- YOUR OBJECTIVE -
Skip the pictures. Copy all the rest of the records down exactly.

Figure content listings
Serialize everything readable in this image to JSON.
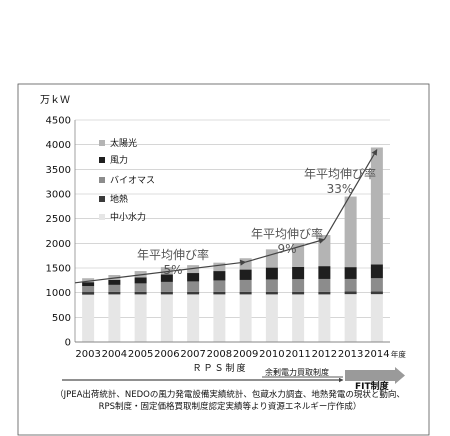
{
  "chart_data": {
    "type": "bar",
    "stacked": true,
    "title": "",
    "ylabel": "万ｋＷ",
    "xlabel_suffix": "年度",
    "ylim": [
      0,
      4500
    ],
    "yticks": [
      0,
      500,
      1000,
      1500,
      2000,
      2500,
      3000,
      3500,
      4000,
      4500
    ],
    "grid": true,
    "legend_position": "top-left (inside plot)",
    "categories": [
      "2003",
      "2004",
      "2005",
      "2006",
      "2007",
      "2008",
      "2009",
      "2010",
      "2011",
      "2012",
      "2013",
      "2014"
    ],
    "series": [
      {
        "name": "中小水力",
        "color": "#e6e6e6",
        "values": [
          960,
          965,
          965,
          965,
          965,
          965,
          965,
          965,
          965,
          965,
          970,
          970
        ]
      },
      {
        "name": "地熱",
        "color": "#3a3a3a",
        "values": [
          53,
          53,
          53,
          53,
          53,
          53,
          53,
          53,
          53,
          53,
          53,
          53
        ]
      },
      {
        "name": "バイオマス",
        "color": "#8c8c8c",
        "values": [
          120,
          140,
          170,
          200,
          210,
          230,
          240,
          250,
          255,
          260,
          255,
          270
        ]
      },
      {
        "name": "風力",
        "color": "#1e1e1e",
        "values": [
          80,
          100,
          120,
          150,
          170,
          190,
          210,
          240,
          250,
          260,
          240,
          280
        ]
      },
      {
        "name": "太陽光",
        "color": "#b4b4b4",
        "values": [
          80,
          100,
          130,
          150,
          160,
          170,
          230,
          370,
          480,
          630,
          1430,
          2370
        ]
      }
    ],
    "annotations": [
      {
        "text": "年平均伸び率\n5%"
      },
      {
        "text": "年平均伸び率\n9%"
      },
      {
        "text": "年平均伸び率\n33%"
      }
    ],
    "trend_arrows": [
      {
        "from": [
          "2003",
          1200
        ],
        "to": [
          "2009",
          1620
        ]
      },
      {
        "from": [
          "2009",
          1620
        ],
        "to": [
          "2012",
          2080
        ]
      },
      {
        "from": [
          "2012",
          2080
        ],
        "to": [
          "2014",
          3900
        ]
      }
    ]
  },
  "policy_bar": {
    "rps_label": "ＲＰＳ制度",
    "surplus_label": "余剰電力買取制度",
    "fit_label": "FIT制度"
  },
  "source_note": {
    "line1": "（JPEA出荷統計、NEDOの風力発電設備実績統計、包蔵水力調査、地熱発電の現状と動向、",
    "line2": "RPS制度・固定価格買取制度認定実績等より資源エネルギー庁作成）"
  }
}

- OUTPUT OF THE EXERCISE -
Serialize everything readable in this image to JSON.
{
  "chart_data": {
    "type": "bar",
    "stacked": true,
    "title": "",
    "ylabel": "万ｋＷ",
    "xlabel_suffix": "年度",
    "ylim": [
      0,
      4500
    ],
    "yticks": [
      0,
      500,
      1000,
      1500,
      2000,
      2500,
      3000,
      3500,
      4000,
      4500
    ],
    "grid": true,
    "legend_position": "top-left (inside plot)",
    "categories": [
      "2003",
      "2004",
      "2005",
      "2006",
      "2007",
      "2008",
      "2009",
      "2010",
      "2011",
      "2012",
      "2013",
      "2014"
    ],
    "series": [
      {
        "name": "中小水力",
        "color": "#e6e6e6",
        "values": [
          960,
          965,
          965,
          965,
          965,
          965,
          965,
          965,
          965,
          965,
          970,
          970
        ]
      },
      {
        "name": "地熱",
        "color": "#3a3a3a",
        "values": [
          53,
          53,
          53,
          53,
          53,
          53,
          53,
          53,
          53,
          53,
          53,
          53
        ]
      },
      {
        "name": "バイオマス",
        "color": "#8c8c8c",
        "values": [
          120,
          140,
          170,
          200,
          210,
          230,
          240,
          250,
          255,
          260,
          255,
          270
        ]
      },
      {
        "name": "風力",
        "color": "#1e1e1e",
        "values": [
          80,
          100,
          120,
          150,
          170,
          190,
          210,
          240,
          250,
          260,
          240,
          280
        ]
      },
      {
        "name": "太陽光",
        "color": "#b4b4b4",
        "values": [
          80,
          100,
          130,
          150,
          160,
          170,
          230,
          370,
          480,
          630,
          1430,
          2370
        ]
      }
    ],
    "annotations": [
      {
        "text": "年平均伸び率\n5%"
      },
      {
        "text": "年平均伸び率\n9%"
      },
      {
        "text": "年平均伸び率\n33%"
      }
    ],
    "trend_arrows": [
      {
        "from": [
          "2003",
          1200
        ],
        "to": [
          "2009",
          1620
        ]
      },
      {
        "from": [
          "2009",
          1620
        ],
        "to": [
          "2012",
          2080
        ]
      },
      {
        "from": [
          "2012",
          2080
        ],
        "to": [
          "2014",
          3900
        ]
      }
    ]
  },
  "policy_bar": {
    "rps_label": "ＲＰＳ制度",
    "surplus_label": "余剰電力買取制度",
    "fit_label": "FIT制度"
  },
  "source_note": {
    "line1": "（JPEA出荷統計、NEDOの風力発電設備実績統計、包蔵水力調査、地熱発電の現状と動向、",
    "line2": "RPS制度・固定価格買取制度認定実績等より資源エネルギー庁作成）"
  }
}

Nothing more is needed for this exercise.